JOB
Go through the listing and pick out each line with the word "stats" in it.
— start of DATASET ROWS —
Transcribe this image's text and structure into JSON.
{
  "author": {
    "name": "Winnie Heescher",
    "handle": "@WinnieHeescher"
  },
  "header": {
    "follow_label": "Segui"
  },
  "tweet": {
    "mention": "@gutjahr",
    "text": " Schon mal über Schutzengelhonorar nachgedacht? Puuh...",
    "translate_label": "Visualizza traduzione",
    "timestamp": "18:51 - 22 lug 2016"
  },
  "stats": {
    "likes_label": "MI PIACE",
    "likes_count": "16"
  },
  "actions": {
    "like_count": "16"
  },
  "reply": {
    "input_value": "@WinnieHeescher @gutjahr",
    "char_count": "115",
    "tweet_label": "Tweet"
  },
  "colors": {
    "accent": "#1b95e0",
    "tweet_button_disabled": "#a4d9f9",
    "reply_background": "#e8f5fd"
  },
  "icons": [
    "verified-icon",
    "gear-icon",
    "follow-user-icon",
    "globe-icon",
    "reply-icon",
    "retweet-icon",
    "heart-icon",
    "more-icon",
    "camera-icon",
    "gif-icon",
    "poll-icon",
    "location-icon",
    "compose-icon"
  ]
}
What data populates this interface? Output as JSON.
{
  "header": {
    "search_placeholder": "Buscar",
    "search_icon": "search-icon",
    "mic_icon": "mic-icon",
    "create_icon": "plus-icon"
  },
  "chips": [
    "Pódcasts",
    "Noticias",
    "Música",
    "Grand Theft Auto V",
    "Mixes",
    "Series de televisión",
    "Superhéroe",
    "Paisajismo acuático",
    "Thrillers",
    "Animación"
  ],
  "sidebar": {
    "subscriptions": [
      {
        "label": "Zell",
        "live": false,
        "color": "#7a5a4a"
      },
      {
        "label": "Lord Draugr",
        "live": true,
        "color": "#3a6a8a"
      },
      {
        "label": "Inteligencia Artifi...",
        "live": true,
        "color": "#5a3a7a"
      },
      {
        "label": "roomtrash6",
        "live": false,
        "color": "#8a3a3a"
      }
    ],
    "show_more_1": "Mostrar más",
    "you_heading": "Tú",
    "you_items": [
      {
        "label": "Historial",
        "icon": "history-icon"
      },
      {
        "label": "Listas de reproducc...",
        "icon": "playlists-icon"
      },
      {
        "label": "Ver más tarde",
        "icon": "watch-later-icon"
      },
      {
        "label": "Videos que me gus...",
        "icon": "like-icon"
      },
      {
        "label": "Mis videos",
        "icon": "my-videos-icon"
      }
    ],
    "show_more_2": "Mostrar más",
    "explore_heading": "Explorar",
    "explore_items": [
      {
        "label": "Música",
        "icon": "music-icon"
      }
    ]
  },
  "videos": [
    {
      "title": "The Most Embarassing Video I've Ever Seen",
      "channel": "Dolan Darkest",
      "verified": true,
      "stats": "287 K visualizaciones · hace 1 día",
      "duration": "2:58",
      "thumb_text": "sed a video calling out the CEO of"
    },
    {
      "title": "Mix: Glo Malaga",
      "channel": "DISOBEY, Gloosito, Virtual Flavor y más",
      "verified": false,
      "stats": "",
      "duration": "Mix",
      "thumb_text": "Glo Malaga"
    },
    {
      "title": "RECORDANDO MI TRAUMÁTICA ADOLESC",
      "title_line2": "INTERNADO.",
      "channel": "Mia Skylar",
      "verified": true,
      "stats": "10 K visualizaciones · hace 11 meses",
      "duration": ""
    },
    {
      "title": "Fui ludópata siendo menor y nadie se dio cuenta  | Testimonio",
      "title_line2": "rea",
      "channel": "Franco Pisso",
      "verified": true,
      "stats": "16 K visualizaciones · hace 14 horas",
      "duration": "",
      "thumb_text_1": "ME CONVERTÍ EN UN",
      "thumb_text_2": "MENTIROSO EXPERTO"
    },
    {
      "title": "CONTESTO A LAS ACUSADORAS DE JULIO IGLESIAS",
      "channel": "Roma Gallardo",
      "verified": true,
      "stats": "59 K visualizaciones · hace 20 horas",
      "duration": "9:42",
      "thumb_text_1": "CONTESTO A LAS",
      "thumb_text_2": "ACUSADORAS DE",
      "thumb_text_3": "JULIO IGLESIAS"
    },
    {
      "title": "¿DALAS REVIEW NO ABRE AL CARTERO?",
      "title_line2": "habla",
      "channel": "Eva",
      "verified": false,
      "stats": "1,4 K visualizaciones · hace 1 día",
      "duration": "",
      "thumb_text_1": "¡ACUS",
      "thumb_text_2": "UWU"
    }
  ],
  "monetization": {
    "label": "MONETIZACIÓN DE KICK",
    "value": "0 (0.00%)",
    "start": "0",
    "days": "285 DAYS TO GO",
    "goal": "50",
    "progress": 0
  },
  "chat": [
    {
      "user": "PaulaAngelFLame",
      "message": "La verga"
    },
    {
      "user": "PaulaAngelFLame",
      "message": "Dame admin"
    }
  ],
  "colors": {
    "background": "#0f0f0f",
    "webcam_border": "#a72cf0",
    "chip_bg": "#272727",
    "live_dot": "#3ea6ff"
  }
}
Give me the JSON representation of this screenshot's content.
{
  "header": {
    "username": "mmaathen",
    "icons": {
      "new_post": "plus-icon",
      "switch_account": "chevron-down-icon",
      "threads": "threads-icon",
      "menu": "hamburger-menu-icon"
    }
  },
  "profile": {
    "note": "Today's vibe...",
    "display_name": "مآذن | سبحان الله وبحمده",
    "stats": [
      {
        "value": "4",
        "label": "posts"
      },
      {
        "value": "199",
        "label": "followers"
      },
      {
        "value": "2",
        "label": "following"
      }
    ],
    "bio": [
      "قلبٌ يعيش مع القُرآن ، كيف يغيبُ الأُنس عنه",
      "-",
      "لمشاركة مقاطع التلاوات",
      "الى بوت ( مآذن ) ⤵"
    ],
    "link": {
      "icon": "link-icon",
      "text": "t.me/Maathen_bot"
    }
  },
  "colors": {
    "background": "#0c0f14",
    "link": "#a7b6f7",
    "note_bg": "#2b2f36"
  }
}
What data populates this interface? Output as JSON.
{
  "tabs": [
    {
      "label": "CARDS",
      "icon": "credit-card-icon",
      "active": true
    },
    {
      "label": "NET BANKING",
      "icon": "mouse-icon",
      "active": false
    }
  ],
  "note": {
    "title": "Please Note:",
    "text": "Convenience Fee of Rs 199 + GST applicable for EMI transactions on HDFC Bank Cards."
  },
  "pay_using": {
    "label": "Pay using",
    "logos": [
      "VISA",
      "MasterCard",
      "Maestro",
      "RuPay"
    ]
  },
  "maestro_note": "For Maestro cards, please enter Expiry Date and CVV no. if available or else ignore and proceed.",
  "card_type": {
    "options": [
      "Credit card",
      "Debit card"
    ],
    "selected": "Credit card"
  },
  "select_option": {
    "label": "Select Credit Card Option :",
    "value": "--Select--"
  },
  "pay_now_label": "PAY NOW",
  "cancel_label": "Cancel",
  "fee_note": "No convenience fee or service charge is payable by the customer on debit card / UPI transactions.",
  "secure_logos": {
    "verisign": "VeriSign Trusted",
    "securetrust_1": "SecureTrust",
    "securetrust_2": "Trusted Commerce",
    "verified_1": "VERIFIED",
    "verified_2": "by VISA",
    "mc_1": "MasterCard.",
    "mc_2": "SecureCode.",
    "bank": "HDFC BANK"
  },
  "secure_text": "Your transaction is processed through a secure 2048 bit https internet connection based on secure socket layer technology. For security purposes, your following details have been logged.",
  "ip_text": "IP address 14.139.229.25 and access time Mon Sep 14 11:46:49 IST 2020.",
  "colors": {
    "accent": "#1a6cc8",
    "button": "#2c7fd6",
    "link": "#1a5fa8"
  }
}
— end of DATASET ROWS —
COMPLETE ANSWER
  "stats": {
      "stats": "287 K visualizaciones · hace 1 día",
      "stats": "",
      "stats": "10 K visualizaciones · hace 11 meses",
      "stats": "16 K visualizaciones · hace 14 horas",
      "stats": "59 K visualizaciones · hace 20 horas",
      "stats": "1,4 K visualizaciones · hace 1 día",
    "stats": [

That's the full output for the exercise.